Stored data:
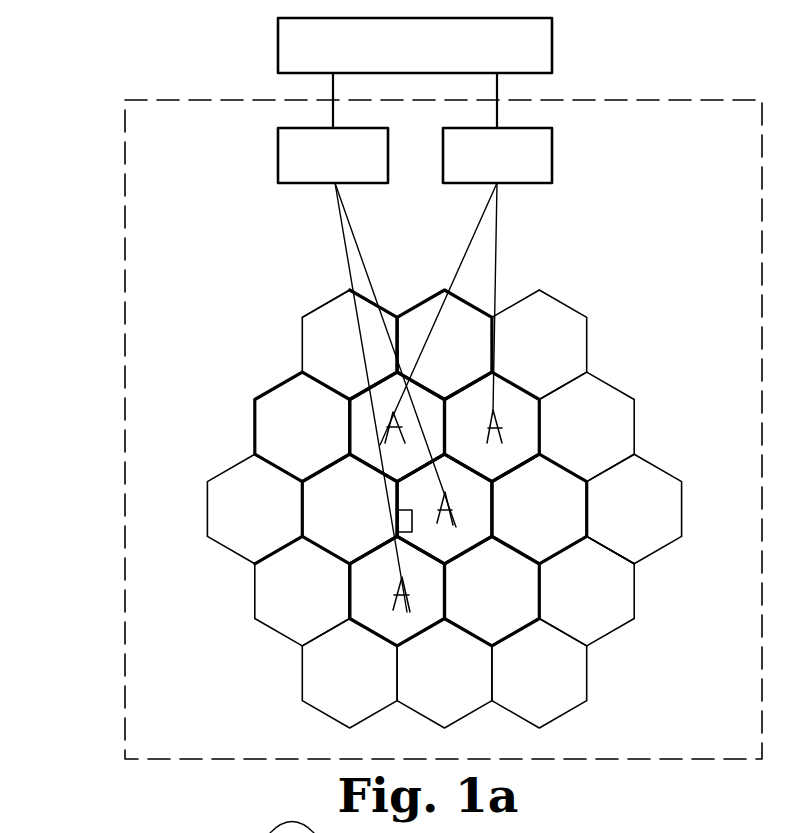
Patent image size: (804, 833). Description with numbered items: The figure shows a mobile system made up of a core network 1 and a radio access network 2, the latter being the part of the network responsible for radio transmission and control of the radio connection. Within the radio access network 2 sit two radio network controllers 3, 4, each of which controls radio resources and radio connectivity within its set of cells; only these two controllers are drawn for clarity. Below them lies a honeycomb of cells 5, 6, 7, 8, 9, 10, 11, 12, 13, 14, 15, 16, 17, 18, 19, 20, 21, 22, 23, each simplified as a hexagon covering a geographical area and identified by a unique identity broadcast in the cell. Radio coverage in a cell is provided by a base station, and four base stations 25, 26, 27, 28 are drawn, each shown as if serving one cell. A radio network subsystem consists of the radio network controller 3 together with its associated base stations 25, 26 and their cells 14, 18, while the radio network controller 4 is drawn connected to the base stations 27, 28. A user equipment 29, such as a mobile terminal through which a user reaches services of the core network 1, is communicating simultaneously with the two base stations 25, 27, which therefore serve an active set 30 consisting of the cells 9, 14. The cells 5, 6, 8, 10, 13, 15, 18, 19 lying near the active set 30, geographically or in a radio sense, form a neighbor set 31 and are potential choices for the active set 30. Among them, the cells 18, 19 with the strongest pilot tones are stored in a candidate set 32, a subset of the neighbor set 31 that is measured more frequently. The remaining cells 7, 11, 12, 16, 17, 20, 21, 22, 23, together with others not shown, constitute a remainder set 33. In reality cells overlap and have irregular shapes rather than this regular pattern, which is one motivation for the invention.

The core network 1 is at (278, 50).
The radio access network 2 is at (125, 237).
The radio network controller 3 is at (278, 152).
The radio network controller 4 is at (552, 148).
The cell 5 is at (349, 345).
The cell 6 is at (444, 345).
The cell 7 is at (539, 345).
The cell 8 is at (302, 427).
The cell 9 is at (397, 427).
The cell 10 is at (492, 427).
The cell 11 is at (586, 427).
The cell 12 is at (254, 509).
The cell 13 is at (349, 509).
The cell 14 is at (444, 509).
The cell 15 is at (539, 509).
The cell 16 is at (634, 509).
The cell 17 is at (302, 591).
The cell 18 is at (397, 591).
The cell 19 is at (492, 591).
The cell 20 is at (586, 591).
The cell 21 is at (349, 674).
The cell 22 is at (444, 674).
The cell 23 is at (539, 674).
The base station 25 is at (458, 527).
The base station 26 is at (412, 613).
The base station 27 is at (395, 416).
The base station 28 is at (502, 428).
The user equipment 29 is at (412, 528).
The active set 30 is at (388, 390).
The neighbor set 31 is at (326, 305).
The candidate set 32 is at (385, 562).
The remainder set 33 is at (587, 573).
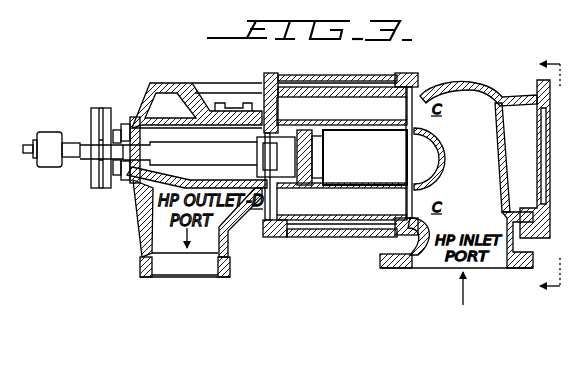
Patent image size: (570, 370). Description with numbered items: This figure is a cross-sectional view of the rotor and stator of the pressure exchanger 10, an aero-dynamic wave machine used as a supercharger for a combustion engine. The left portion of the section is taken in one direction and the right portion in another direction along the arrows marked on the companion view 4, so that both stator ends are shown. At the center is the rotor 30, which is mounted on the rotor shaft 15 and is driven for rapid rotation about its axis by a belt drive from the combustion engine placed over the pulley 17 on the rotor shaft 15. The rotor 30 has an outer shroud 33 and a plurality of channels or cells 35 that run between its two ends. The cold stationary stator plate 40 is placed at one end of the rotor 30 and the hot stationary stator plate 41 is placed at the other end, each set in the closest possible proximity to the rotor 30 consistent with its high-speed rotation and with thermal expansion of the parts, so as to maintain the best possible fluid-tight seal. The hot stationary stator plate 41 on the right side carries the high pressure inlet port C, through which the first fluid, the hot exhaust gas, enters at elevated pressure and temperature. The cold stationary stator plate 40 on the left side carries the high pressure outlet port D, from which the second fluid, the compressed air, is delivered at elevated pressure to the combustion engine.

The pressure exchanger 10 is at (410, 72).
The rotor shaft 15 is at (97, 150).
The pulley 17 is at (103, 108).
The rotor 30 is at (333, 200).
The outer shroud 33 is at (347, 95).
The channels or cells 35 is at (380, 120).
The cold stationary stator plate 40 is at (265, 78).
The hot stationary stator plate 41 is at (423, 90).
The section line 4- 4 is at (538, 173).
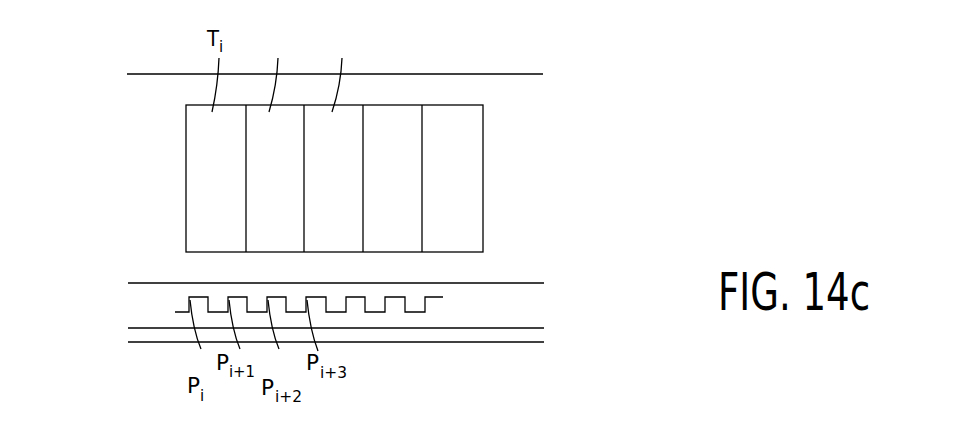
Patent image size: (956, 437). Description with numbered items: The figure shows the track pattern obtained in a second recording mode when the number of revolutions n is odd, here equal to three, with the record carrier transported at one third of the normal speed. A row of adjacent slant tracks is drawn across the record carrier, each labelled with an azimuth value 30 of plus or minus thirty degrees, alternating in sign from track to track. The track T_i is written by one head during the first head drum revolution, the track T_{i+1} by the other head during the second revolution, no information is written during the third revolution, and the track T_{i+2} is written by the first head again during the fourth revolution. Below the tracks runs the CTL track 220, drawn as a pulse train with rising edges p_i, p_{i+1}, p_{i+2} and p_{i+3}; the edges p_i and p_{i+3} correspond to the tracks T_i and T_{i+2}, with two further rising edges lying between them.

Work required: Write out the entries above verbatim, without pictures.

Exercise response:
Patent image size: (804, 833). Description with numbered items: The figure shows a mobile system made up of a core network 1 and a radio access network 2, the latter being the part of the network responsible for radio transmission and control of the radio connection. Within the radio access network 2 sit two radio network controllers 3, 4, each of which controls radio resources and radio connectivity within its set of cells; only these two controllers are drawn for clarity. Below them lies a honeycomb of cells 5, 6, 7, 8, 9, 10, 11, 12, 13, 14, 15, 16, 17, 18, 19, 20, 21, 22, 23, each simplified as a hexagon covering a geographical area and identified by a unique identity broadcast in the cell. Radio coverage in a cell is provided by a base station, and four base stations 25, 26, 27, 28 are drawn, each shown as if serving one cell. A radio network subsystem consists of the radio network controller 3 together with its associated base stations 25, 26 and their cells 14, 18, while the radio network controller 4 is drawn connected to the base stations 27, 28. A user equipment 29, such as a mobile terminal through which a user reaches services of the core network 1, is communicating simultaneously with the two base stations 25, 27, which therefore serve an active set 30 consisting of the cells 9, 14. The cells 5, 6, 8, 10, 13, 15, 18, 19 lying near the active set 30, geographically or in a radio sense, form a neighbor set 31 and are potential choices for the active set 30. Among them, the cells 18, 19 with the strongest pilot tones are stored in a candidate set 32, a subset of the neighbor set 31 that is measured more frequently. The remaining cells 7, 11, 12, 16, 17, 20, 21, 22, 23, together with others not shown, constitute a remainder set 33. In reality cells overlap and have irregular shapes rather than this regular pattern, which is one motivation for the invention.

The core network 1 is at (278, 50).
The radio access network 2 is at (125, 237).
The radio network controller 3 is at (278, 152).
The radio network controller 4 is at (552, 148).
The cell 5 is at (349, 345).
The cell 6 is at (444, 345).
The cell 7 is at (539, 345).
The cell 8 is at (302, 427).
The cell 9 is at (397, 427).
The cell 10 is at (492, 427).
The cell 11 is at (586, 427).
The cell 12 is at (254, 509).
The cell 13 is at (349, 509).
The cell 14 is at (444, 509).
The cell 15 is at (539, 509).
The cell 16 is at (634, 509).
The cell 17 is at (302, 591).
The cell 18 is at (397, 591).
The cell 19 is at (492, 591).
The cell 20 is at (586, 591).
The cell 21 is at (349, 674).
The cell 22 is at (444, 674).
The cell 23 is at (539, 674).
The base station 25 is at (458, 527).
The base station 26 is at (412, 613).
The base station 27 is at (395, 416).
The base station 28 is at (502, 428).
The user equipment 29 is at (412, 528).
The active set 30 is at (388, 390).
The neighbor set 31 is at (326, 305).
The candidate set 32 is at (385, 562).
The remainder set 33 is at (587, 573).
Patent image size: (570, 370). Description with numbered items: This figure is a cross-sectional view of the rotor and stator of the pressure exchanger 10, an aero-dynamic wave machine used as a supercharger for a combustion engine. The left portion of the section is taken in one direction and the right portion in another direction along the arrows marked on the companion view 4, so that both stator ends are shown. At the center is the rotor 30, which is mounted on the rotor shaft 15 and is driven for rapid rotation about its axis by a belt drive from the combustion engine placed over the pulley 17 on the rotor shaft 15. The rotor 30 has an outer shroud 33 and a plurality of channels or cells 35 that run between its two ends. The cold stationary stator plate 40 is placed at one end of the rotor 30 and the hot stationary stator plate 41 is placed at the other end, each set in the closest possible proximity to the rotor 30 consistent with its high-speed rotation and with thermal expansion of the parts, so as to maintain the best possible fluid-tight seal. The hot stationary stator plate 41 on the right side carries the high pressure inlet port C, through which the first fluid, the hot exhaust gas, enters at elevated pressure and temperature. The cold stationary stator plate 40 on the left side carries the high pressure outlet port D, from which the second fluid, the compressed air, is delivered at elevated pressure to the combustion engine.

The pressure exchanger 10 is at (410, 72).
The rotor shaft 15 is at (97, 150).
The pulley 17 is at (103, 108).
The rotor 30 is at (333, 200).
The outer shroud 33 is at (347, 95).
The channels or cells 35 is at (380, 120).
The cold stationary stator plate 40 is at (265, 78).
The hot stationary stator plate 41 is at (423, 90).
The section line 4- 4 is at (538, 173).
Patent image size: (956, 437). Description with numbered items: The figure shows the track pattern obtained in a second recording mode when the number of revolutions n is odd, here equal to three, with the record carrier transported at one third of the normal speed. A row of adjacent slant tracks is drawn across the record carrier, each labelled with an azimuth value 30 of plus or minus thirty degrees, alternating in sign from track to track. The track T_i is written by one head during the first head drum revolution, the track T_{i+1} by the other head during the second revolution, no information is written during the third revolution, and the track T_{i+2} is written by the first head again during the fourth revolution. Below the tracks runs the CTL track 220, drawn as a pulse train with rising edges p_i, p_{i+1}, p_{i+2} and p_{i+3}; the edges p_i and p_{i+3} correspond to the tracks T_i and T_{i+2}, with two further rising edges lying between them.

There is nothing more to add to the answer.